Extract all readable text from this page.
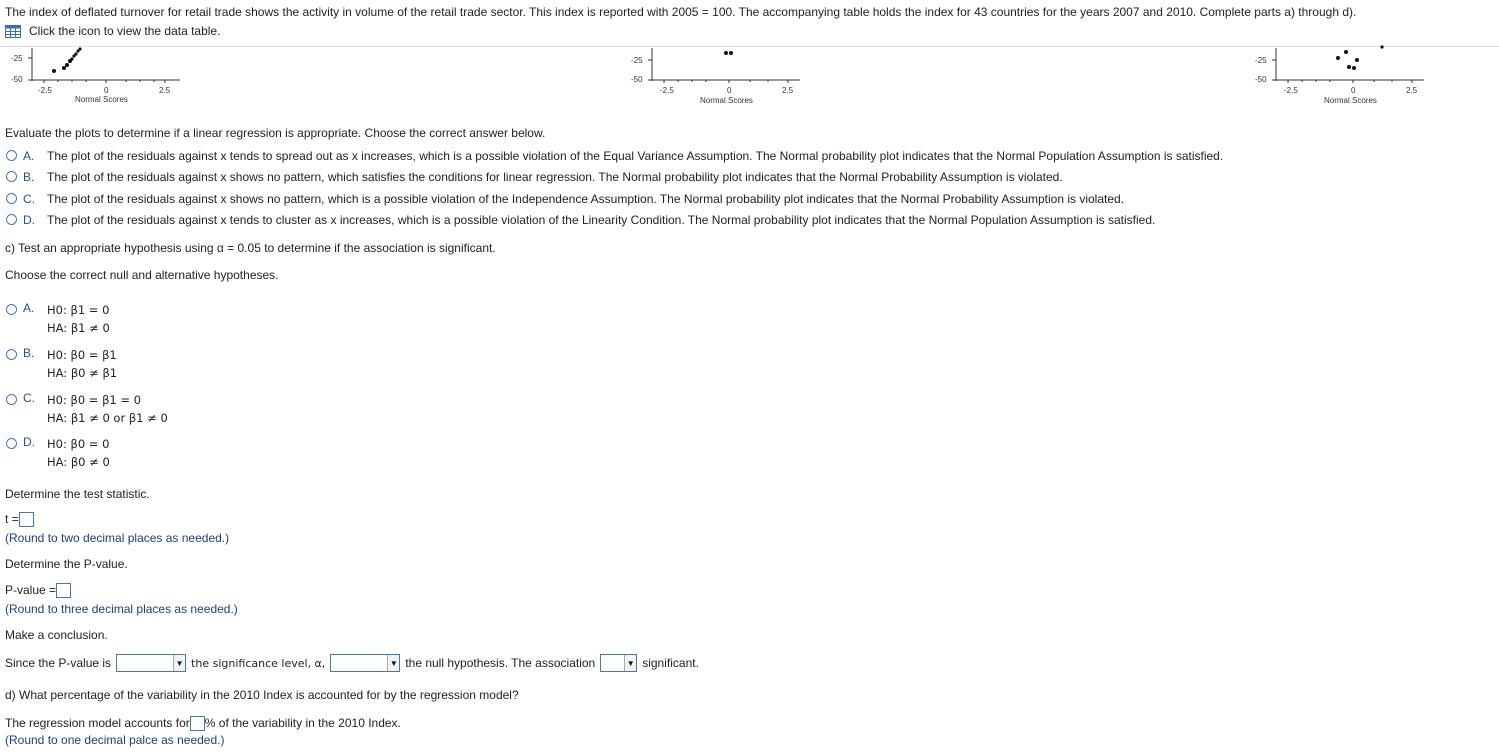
The index of deflated turnover for retail trade shows the activity in volume of the retail trade sector. This index is reported with 2005 = 100. The accompanying table holds the index for 43 countries for the years 2007 and 2010. Complete parts a) through d).
Click the icon to view the data table.
-25
-50
-2.5	0	2.5
Normal Scores
-25
-50
-2.5	0	2.5
Normal Scores
-25
-50
-2.5	0	2.5
Normal Scores
Evaluate the plots to determine if a linear regression is appropriate. Choose the correct answer below.
A.	The plot of the residuals against x tends to spread out as x increases, which is a possible violation of the Equal Variance Assumption. The Normal probability plot indicates that the Normal Population Assumption is satisfied.
B.	The plot of the residuals against x shows no pattern, which satisfies the conditions for linear regression. The Normal probability plot indicates that the Normal Probability Assumption is violated.
C.	The plot of the residuals against x shows no pattern, which is a possible violation of the Independence Assumption. The Normal probability plot indicates that the Normal Probability Assumption is violated.
D.	The plot of the residuals against x tends to cluster as x increases, which is a possible violation of the Linearity Condition. The Normal probability plot indicates that the Normal Population Assumption is satisfied.
c) Test an appropriate hypothesis using α = 0.05 to determine if the association is significant.
Choose the correct null and alternative hypotheses.
A.	H0: β1 = 0
HA: β1 ≠ 0
B.	H0: β0 = β1
HA: β0 ≠ β1
C.	H0: β0 = β1 = 0
HA: β1 ≠ 0 or β1 ≠ 0
D.	H0: β0 = 0
HA: β0 ≠ 0
Determine the test statistic.
t =
(Round to two decimal places as needed.)
Determine the P-value.
P-value =
(Round to three decimal places as needed.)
Make a conclusion.
Since the P-value is	▼ the significance level, α,	▼ the null hypothesis. The association	▼ significant.
d) What percentage of the variability in the 2010 Index is accounted for by the regression model?
The regression model accounts for % of the variability in the 2010 Index.
(Round to one decimal palce as needed.)
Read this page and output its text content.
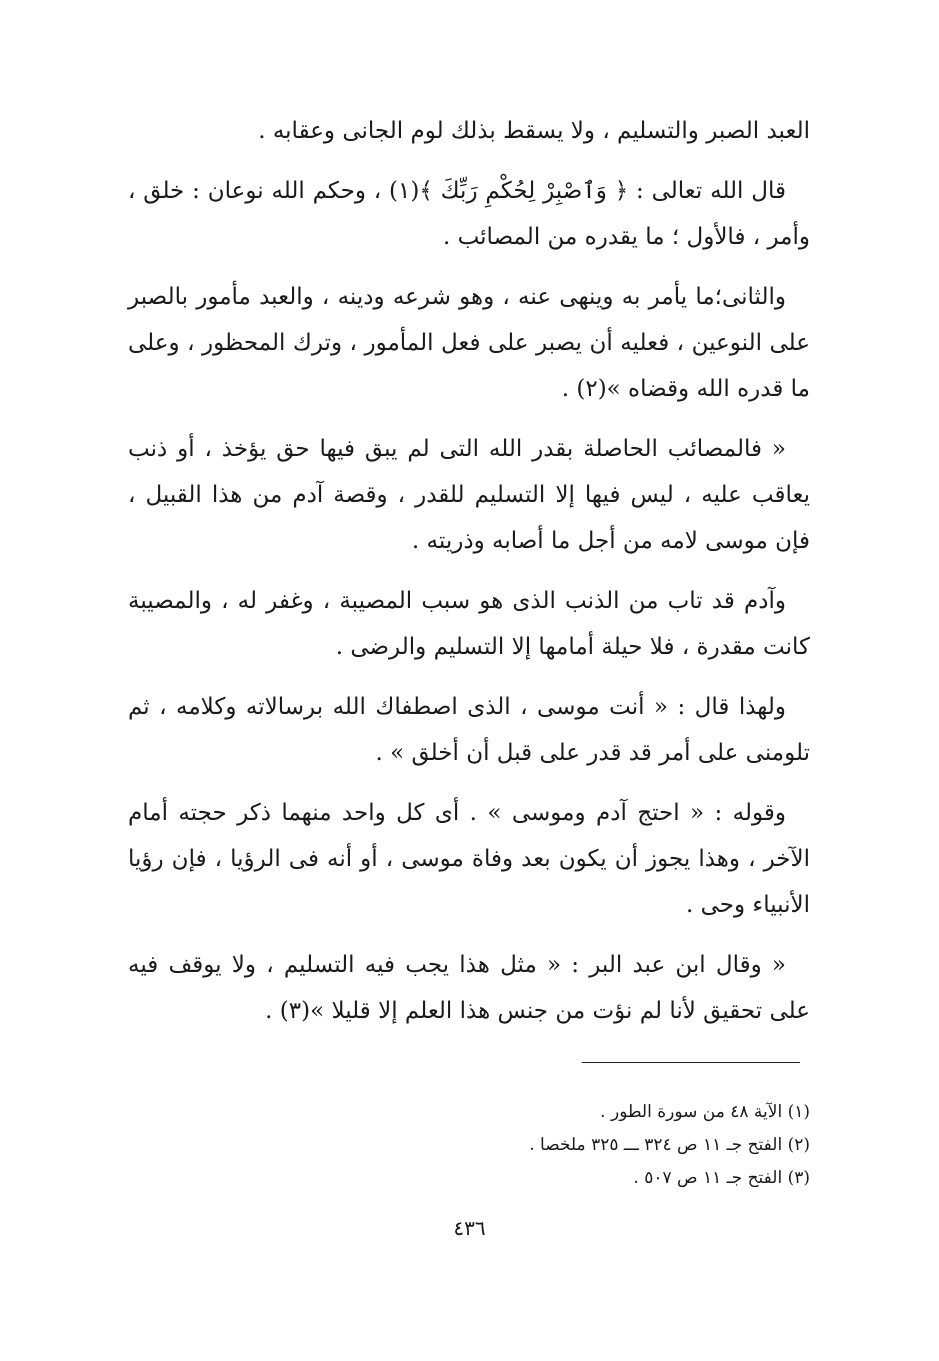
العبد الصبر والتسليم ، ولا يسقط بذلك لوم الجانى وعقابه .

قال الله تعالى : ﴿ وَٱصْبِرْ لِحُكْمِ رَبِّكَ ﴾(١) ، وحكم الله نوعان : خلق ، وأمر ، فالأول ؛ ما يقدره من المصائب .

والثانى؛ما يأمر به وينهى عنه ، وهو شرعه ودينه ، والعبد مأمور بالصبر على النوعين ، فعليه أن يصبر على فعل المأمور ، وترك المحظور ، وعلى ما قدره الله وقضاه »(٢) .

« فالمصائب الحاصلة بقدر الله التى لم يبق فيها حق يؤخذ ، أو ذنب يعاقب عليه ، ليس فيها إلا التسليم للقدر ، وقصة آدم من هذا القبيل ، فإن موسى لامه من أجل ما أصابه وذريته .

وآدم قد تاب من الذنب الذى هو سبب المصيبة ، وغفر له ، والمصيبة كانت مقدرة ، فلا حيلة أمامها إلا التسليم والرضى .

ولهذا قال : « أنت موسى ، الذى اصطفاك الله برسالاته وكلامه ، ثم تلومنى على أمر قد قدر على قبل أن أخلق » .

وقوله : « احتج آدم وموسى » . أى كل واحد منهما ذكر حجته أمام الآخر ، وهذا يجوز أن يكون بعد وفاة موسى ، أو أنه فى الرؤيا ، فإن رؤيا الأنبياء وحى .

« وقال ابن عبد البر : « مثل هذا يجب فيه التسليم ، ولا يوقف فيه على تحقيق لأنا لم نؤت من جنس هذا العلم إلا قليلا »(٣) .

(١) الآية ٤٨ من سورة الطور .

(٢) الفتح جـ ١١ ص ٣٢٤ ـــ ٣٢٥ ملخصا .

(٣) الفتح جـ ١١ ص ٥٠٧ .

٤٣٦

● ● ● ●

- [INSTRUCTIONS TO FOLLOW] Find each line in the records holding the string "significant" and show it.

- [PROBLEM SOLUTION]
c) Test an appropriate hypothesis using α = 0.05 to determine if the association is significant.
Since the P-value is	▼ the significance level, α,	▼ the null hypothesis. The association	▼ significant.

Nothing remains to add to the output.